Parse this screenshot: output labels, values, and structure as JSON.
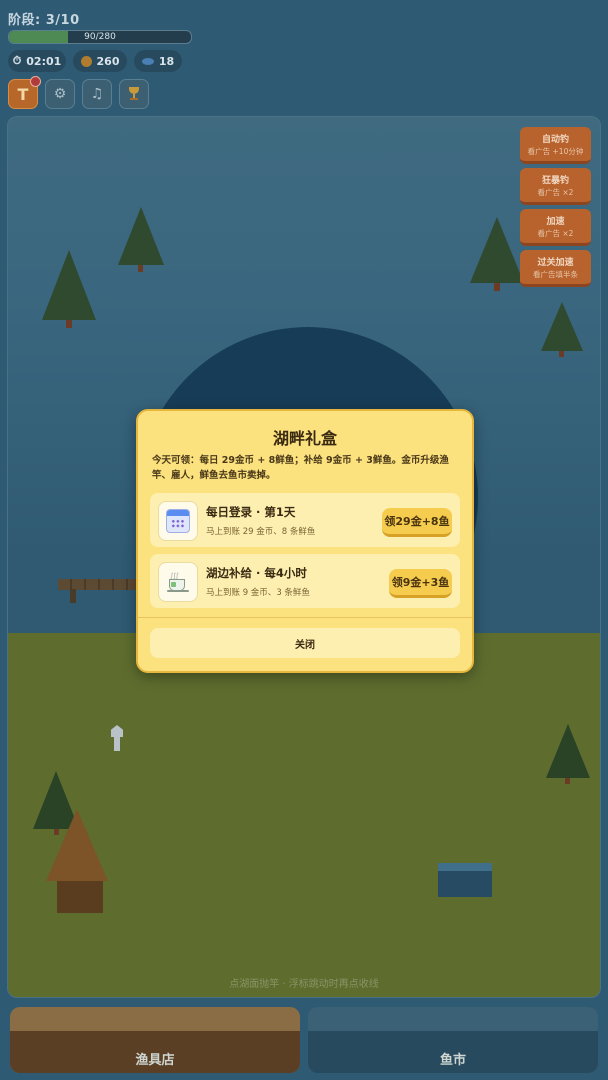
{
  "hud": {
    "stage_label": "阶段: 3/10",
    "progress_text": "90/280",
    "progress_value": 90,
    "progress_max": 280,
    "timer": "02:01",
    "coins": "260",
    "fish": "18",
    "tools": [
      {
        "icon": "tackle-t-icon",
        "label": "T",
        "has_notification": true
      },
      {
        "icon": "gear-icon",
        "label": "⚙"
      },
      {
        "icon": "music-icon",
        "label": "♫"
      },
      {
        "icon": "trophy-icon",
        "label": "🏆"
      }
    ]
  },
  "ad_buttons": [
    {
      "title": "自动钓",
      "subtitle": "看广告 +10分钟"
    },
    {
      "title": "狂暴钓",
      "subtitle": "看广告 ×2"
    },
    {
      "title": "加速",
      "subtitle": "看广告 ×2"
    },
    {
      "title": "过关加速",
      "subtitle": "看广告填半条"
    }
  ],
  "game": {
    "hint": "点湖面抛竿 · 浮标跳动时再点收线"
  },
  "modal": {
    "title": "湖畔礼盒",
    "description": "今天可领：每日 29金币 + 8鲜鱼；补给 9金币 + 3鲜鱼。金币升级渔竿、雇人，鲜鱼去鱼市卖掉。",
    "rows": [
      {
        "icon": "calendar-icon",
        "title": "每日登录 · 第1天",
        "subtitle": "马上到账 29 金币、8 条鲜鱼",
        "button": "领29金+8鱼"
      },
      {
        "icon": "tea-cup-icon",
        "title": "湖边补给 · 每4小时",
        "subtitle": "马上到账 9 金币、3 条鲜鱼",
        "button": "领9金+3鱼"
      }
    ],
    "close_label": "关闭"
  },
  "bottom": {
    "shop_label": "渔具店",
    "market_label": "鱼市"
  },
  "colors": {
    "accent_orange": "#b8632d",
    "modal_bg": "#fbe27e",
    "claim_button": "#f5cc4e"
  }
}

Goal ->
In the copy, include no pictures; restate the listing above exactly.

Written answer ->
Parse this screenshot: output labels, values, and structure as JSON.
{
  "hud": {
    "stage_label": "阶段: 3/10",
    "progress_text": "90/280",
    "progress_value": 90,
    "progress_max": 280,
    "timer": "02:01",
    "coins": "260",
    "fish": "18",
    "tools": [
      {
        "icon": "tackle-t-icon",
        "label": "T",
        "has_notification": true
      },
      {
        "icon": "gear-icon",
        "label": "⚙"
      },
      {
        "icon": "music-icon",
        "label": "♫"
      },
      {
        "icon": "trophy-icon",
        "label": "🏆"
      }
    ]
  },
  "ad_buttons": [
    {
      "title": "自动钓",
      "subtitle": "看广告 +10分钟"
    },
    {
      "title": "狂暴钓",
      "subtitle": "看广告 ×2"
    },
    {
      "title": "加速",
      "subtitle": "看广告 ×2"
    },
    {
      "title": "过关加速",
      "subtitle": "看广告填半条"
    }
  ],
  "game": {
    "hint": "点湖面抛竿 · 浮标跳动时再点收线"
  },
  "modal": {
    "title": "湖畔礼盒",
    "description": "今天可领：每日 29金币 + 8鲜鱼；补给 9金币 + 3鲜鱼。金币升级渔竿、雇人，鲜鱼去鱼市卖掉。",
    "rows": [
      {
        "icon": "calendar-icon",
        "title": "每日登录 · 第1天",
        "subtitle": "马上到账 29 金币、8 条鲜鱼",
        "button": "领29金+8鱼"
      },
      {
        "icon": "tea-cup-icon",
        "title": "湖边补给 · 每4小时",
        "subtitle": "马上到账 9 金币、3 条鲜鱼",
        "button": "领9金+3鱼"
      }
    ],
    "close_label": "关闭"
  },
  "bottom": {
    "shop_label": "渔具店",
    "market_label": "鱼市"
  },
  "colors": {
    "accent_orange": "#b8632d",
    "modal_bg": "#fbe27e",
    "claim_button": "#f5cc4e"
  }
}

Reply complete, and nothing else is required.